---------- Stored data
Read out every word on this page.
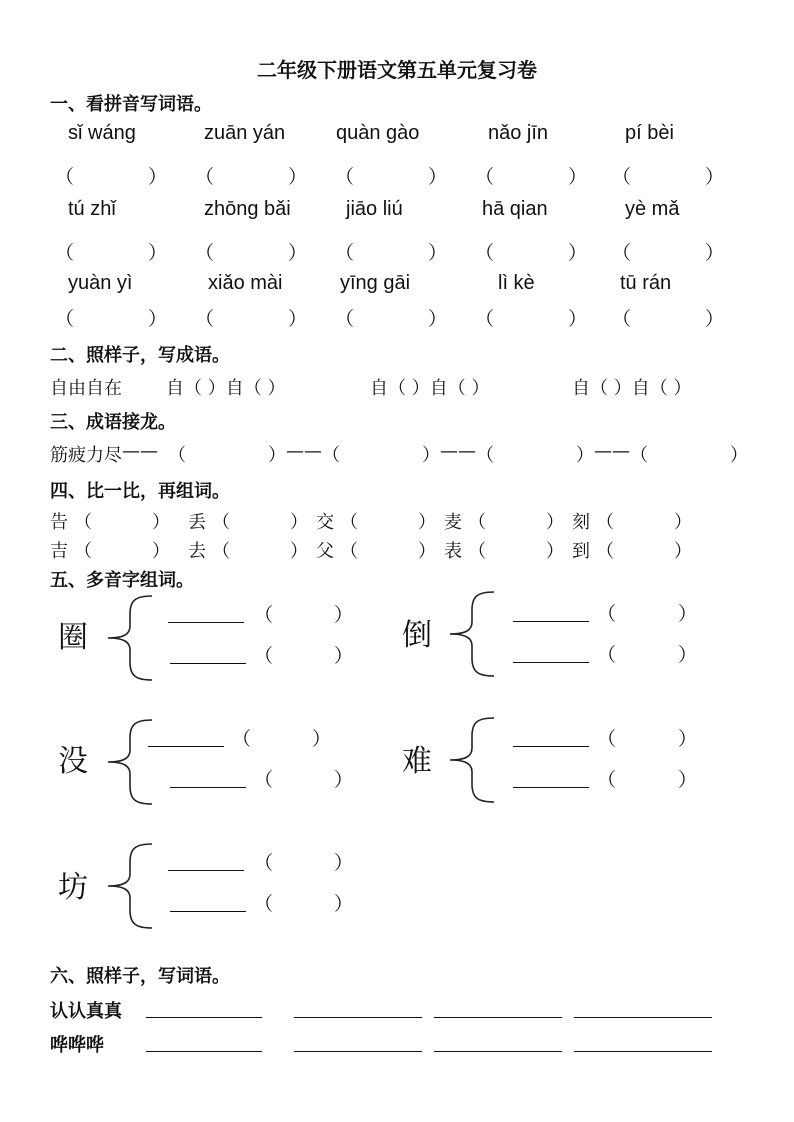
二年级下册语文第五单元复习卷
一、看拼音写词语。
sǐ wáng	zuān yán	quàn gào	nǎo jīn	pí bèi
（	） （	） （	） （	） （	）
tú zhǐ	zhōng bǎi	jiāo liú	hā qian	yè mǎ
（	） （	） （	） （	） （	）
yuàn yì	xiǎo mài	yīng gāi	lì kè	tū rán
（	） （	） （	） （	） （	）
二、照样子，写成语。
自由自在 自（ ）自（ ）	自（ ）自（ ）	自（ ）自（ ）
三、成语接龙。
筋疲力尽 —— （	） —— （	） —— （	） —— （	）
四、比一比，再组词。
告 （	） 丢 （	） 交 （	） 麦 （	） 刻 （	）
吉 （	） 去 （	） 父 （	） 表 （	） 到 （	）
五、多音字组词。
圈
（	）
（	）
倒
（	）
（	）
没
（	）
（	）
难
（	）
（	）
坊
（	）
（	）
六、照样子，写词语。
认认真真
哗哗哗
--------------------
▶ **Direction**: Copy out the records above in full, exactly as written, but not the pictures.

▶ **Complete output**:
Read out every word on this page.
二年级下册语文第五单元复习卷
一、看拼音写词语。
sǐ wáng	zuān yán	quàn gào	nǎo jīn	pí bèi
（	） （	） （	） （	） （	）
tú zhǐ	zhōng bǎi	jiāo liú	hā qian	yè mǎ
（	） （	） （	） （	） （	）
yuàn yì	xiǎo mài	yīng gāi	lì kè	tū rán
（	） （	） （	） （	） （	）
二、照样子，写成语。
自由自在 自（ ）自（ ）	自（ ）自（ ）	自（ ）自（ ）
三、成语接龙。
筋疲力尽 —— （	） —— （	） —— （	） —— （	）
四、比一比，再组词。
告 （	） 丢 （	） 交 （	） 麦 （	） 刻 （	）
吉 （	） 去 （	） 父 （	） 表 （	） 到 （	）
五、多音字组词。
圈
（	）
（	）
倒
（	）
（	）
没
（	）
（	）
难
（	）
（	）
坊
（	）
（	）
六、照样子，写词语。
认认真真
哗哗哗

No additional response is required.